THINGS TO DO:
- A) In the passage on the China–EU solar panel dispute, what chance of success does the writer assign to the new round of negotiations?
- B) From the passage on the China–EU solar panel dispute, extract verbatim the portion starting at "After a disastrous" and ending at "I’ll explain shortly.".

SELECTED EXTRACT:
-- Begin --

After a disastrous round of talks last month that broke down almost as soon as they began, China and Europe look set to try again with a new round of negotiations to resolve their dispute over the EU’s claims of unfair state-support for Chinese solar panel makers. Much has changed since the failed round of talks in late May, including a growing number of individual European leaders who want to resolve this dispute through negotiations rather than trade wars. As a result, this new round of negotiations will take place between top-level government officials, an important change for both practical and symbolic reasons that I’ll explain shortly.

While it’s obviously still too early to say what the result of these new talks will be, the latest signs of a growing desire to solve this crisis through dialogue should give these new negotiations a good chance of success, perhaps around 70 percent. The sudden change to a more positive approach marks a distinct break with the past, when similar disputes most often saw western countries take unilateral punitive actions, evoking angry responses from Beijing. Accordingly, I’m cautiously optimistic that this new formula could emerge as a template for helping the west solve some of its larger trade disputes with China without having to resort to the usual trade wars.

-- End --

INFORMATION PROVIDED:
-- Begin --

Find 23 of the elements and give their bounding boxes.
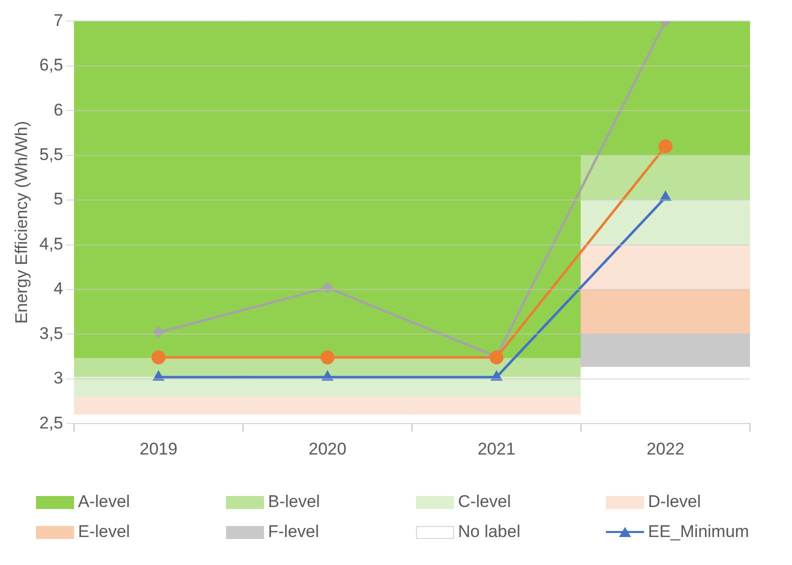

-- End --

ANSWERS FOR THIS EXERCISE:
- A) Perhaps around 70 percent.

- B)
After a disastrous round of talks last month that broke down almost as soon as they began, China and Europe look set to try again with a new round of negotiations to resolve their dispute over the EU’s claims of unfair state-support for Chinese solar panel makers. Much has changed since the failed round of talks in late May, including a growing number of individual European leaders who want to resolve this dispute through negotiations rather than trade wars. As a result, this new round of negotiations will take place between top-level government officials, an important change for both practical and symbolic reasons that I’ll explain shortly.